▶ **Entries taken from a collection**
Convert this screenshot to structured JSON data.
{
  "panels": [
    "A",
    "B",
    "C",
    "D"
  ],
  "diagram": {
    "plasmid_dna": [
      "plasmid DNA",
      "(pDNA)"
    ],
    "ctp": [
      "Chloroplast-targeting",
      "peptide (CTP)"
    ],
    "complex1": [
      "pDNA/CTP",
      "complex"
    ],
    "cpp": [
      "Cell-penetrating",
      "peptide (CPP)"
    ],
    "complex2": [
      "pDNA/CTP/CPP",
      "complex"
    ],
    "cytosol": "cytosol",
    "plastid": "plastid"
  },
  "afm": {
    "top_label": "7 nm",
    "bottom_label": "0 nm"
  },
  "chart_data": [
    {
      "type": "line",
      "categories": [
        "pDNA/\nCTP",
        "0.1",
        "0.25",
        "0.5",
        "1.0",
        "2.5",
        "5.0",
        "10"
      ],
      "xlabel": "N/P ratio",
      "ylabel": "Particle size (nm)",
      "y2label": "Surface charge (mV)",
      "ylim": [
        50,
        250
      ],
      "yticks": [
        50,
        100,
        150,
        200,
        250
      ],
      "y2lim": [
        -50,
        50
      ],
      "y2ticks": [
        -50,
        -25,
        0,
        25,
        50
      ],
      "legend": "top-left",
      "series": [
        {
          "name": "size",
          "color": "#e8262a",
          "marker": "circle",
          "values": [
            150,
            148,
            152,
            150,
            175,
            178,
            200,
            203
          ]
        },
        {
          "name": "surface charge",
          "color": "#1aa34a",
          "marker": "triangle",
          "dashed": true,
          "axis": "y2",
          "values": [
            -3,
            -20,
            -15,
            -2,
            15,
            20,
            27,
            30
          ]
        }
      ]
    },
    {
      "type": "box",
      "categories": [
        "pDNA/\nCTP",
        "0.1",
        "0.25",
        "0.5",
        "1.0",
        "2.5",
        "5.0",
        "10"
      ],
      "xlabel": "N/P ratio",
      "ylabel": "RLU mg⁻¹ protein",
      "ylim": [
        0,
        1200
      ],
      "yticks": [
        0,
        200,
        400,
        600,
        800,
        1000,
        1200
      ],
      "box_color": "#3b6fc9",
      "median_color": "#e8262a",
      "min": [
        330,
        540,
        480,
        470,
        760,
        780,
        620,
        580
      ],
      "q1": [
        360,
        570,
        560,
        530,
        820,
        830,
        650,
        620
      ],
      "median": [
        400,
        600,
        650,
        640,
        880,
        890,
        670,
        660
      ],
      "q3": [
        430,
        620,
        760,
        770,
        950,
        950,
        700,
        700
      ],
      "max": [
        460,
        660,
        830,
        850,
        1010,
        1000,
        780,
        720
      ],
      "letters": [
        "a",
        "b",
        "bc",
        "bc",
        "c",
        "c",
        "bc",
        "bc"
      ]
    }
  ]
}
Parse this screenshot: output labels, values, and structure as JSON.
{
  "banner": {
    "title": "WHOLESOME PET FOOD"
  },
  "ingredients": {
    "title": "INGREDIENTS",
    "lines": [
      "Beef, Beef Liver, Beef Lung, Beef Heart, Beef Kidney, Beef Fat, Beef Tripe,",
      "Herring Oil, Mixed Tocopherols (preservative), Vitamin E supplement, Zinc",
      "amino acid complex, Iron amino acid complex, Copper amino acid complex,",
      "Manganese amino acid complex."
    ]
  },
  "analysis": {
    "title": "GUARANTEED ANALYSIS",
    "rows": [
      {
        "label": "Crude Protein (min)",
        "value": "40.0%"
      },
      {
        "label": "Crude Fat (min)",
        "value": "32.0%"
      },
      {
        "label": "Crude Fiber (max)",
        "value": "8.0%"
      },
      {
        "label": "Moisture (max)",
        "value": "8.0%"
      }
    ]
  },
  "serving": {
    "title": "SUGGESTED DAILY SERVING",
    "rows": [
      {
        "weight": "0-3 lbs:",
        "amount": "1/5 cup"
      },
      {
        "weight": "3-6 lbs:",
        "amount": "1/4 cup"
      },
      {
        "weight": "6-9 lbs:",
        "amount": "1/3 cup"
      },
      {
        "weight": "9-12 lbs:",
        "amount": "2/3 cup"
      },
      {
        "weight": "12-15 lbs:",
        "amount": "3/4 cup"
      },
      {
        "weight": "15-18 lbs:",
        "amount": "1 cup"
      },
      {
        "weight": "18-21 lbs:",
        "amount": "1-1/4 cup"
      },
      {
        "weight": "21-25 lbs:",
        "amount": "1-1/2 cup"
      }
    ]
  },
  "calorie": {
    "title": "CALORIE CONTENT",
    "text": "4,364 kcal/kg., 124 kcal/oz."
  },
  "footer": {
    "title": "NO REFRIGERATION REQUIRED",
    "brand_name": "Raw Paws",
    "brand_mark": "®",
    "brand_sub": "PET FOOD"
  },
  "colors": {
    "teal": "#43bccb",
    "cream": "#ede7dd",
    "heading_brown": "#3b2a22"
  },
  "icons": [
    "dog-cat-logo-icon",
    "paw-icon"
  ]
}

▶ **WHAT YOU ARE ASKED TO DO**
Reproduce the data in full. Nothing in it may be altered.

▶ **WORKED SOLUTION**
Convert this screenshot to structured JSON data.
{
  "panels": [
    "A",
    "B",
    "C",
    "D"
  ],
  "diagram": {
    "plasmid_dna": [
      "plasmid DNA",
      "(pDNA)"
    ],
    "ctp": [
      "Chloroplast-targeting",
      "peptide (CTP)"
    ],
    "complex1": [
      "pDNA/CTP",
      "complex"
    ],
    "cpp": [
      "Cell-penetrating",
      "peptide (CPP)"
    ],
    "complex2": [
      "pDNA/CTP/CPP",
      "complex"
    ],
    "cytosol": "cytosol",
    "plastid": "plastid"
  },
  "afm": {
    "top_label": "7 nm",
    "bottom_label": "0 nm"
  },
  "chart_data": [
    {
      "type": "line",
      "categories": [
        "pDNA/\nCTP",
        "0.1",
        "0.25",
        "0.5",
        "1.0",
        "2.5",
        "5.0",
        "10"
      ],
      "xlabel": "N/P ratio",
      "ylabel": "Particle size (nm)",
      "y2label": "Surface charge (mV)",
      "ylim": [
        50,
        250
      ],
      "yticks": [
        50,
        100,
        150,
        200,
        250
      ],
      "y2lim": [
        -50,
        50
      ],
      "y2ticks": [
        -50,
        -25,
        0,
        25,
        50
      ],
      "legend": "top-left",
      "series": [
        {
          "name": "size",
          "color": "#e8262a",
          "marker": "circle",
          "values": [
            150,
            148,
            152,
            150,
            175,
            178,
            200,
            203
          ]
        },
        {
          "name": "surface charge",
          "color": "#1aa34a",
          "marker": "triangle",
          "dashed": true,
          "axis": "y2",
          "values": [
            -3,
            -20,
            -15,
            -2,
            15,
            20,
            27,
            30
          ]
        }
      ]
    },
    {
      "type": "box",
      "categories": [
        "pDNA/\nCTP",
        "0.1",
        "0.25",
        "0.5",
        "1.0",
        "2.5",
        "5.0",
        "10"
      ],
      "xlabel": "N/P ratio",
      "ylabel": "RLU mg⁻¹ protein",
      "ylim": [
        0,
        1200
      ],
      "yticks": [
        0,
        200,
        400,
        600,
        800,
        1000,
        1200
      ],
      "box_color": "#3b6fc9",
      "median_color": "#e8262a",
      "min": [
        330,
        540,
        480,
        470,
        760,
        780,
        620,
        580
      ],
      "q1": [
        360,
        570,
        560,
        530,
        820,
        830,
        650,
        620
      ],
      "median": [
        400,
        600,
        650,
        640,
        880,
        890,
        670,
        660
      ],
      "q3": [
        430,
        620,
        760,
        770,
        950,
        950,
        700,
        700
      ],
      "max": [
        460,
        660,
        830,
        850,
        1010,
        1000,
        780,
        720
      ],
      "letters": [
        "a",
        "b",
        "bc",
        "bc",
        "c",
        "c",
        "bc",
        "bc"
      ]
    }
  ]
}
Parse this screenshot: output labels, values, and structure as JSON.
{
  "banner": {
    "title": "WHOLESOME PET FOOD"
  },
  "ingredients": {
    "title": "INGREDIENTS",
    "lines": [
      "Beef, Beef Liver, Beef Lung, Beef Heart, Beef Kidney, Beef Fat, Beef Tripe,",
      "Herring Oil, Mixed Tocopherols (preservative), Vitamin E supplement, Zinc",
      "amino acid complex, Iron amino acid complex, Copper amino acid complex,",
      "Manganese amino acid complex."
    ]
  },
  "analysis": {
    "title": "GUARANTEED ANALYSIS",
    "rows": [
      {
        "label": "Crude Protein (min)",
        "value": "40.0%"
      },
      {
        "label": "Crude Fat (min)",
        "value": "32.0%"
      },
      {
        "label": "Crude Fiber (max)",
        "value": "8.0%"
      },
      {
        "label": "Moisture (max)",
        "value": "8.0%"
      }
    ]
  },
  "serving": {
    "title": "SUGGESTED DAILY SERVING",
    "rows": [
      {
        "weight": "0-3 lbs:",
        "amount": "1/5 cup"
      },
      {
        "weight": "3-6 lbs:",
        "amount": "1/4 cup"
      },
      {
        "weight": "6-9 lbs:",
        "amount": "1/3 cup"
      },
      {
        "weight": "9-12 lbs:",
        "amount": "2/3 cup"
      },
      {
        "weight": "12-15 lbs:",
        "amount": "3/4 cup"
      },
      {
        "weight": "15-18 lbs:",
        "amount": "1 cup"
      },
      {
        "weight": "18-21 lbs:",
        "amount": "1-1/4 cup"
      },
      {
        "weight": "21-25 lbs:",
        "amount": "1-1/2 cup"
      }
    ]
  },
  "calorie": {
    "title": "CALORIE CONTENT",
    "text": "4,364 kcal/kg., 124 kcal/oz."
  },
  "footer": {
    "title": "NO REFRIGERATION REQUIRED",
    "brand_name": "Raw Paws",
    "brand_mark": "®",
    "brand_sub": "PET FOOD"
  },
  "colors": {
    "teal": "#43bccb",
    "cream": "#ede7dd",
    "heading_brown": "#3b2a22"
  },
  "icons": [
    "dog-cat-logo-icon",
    "paw-icon"
  ]
}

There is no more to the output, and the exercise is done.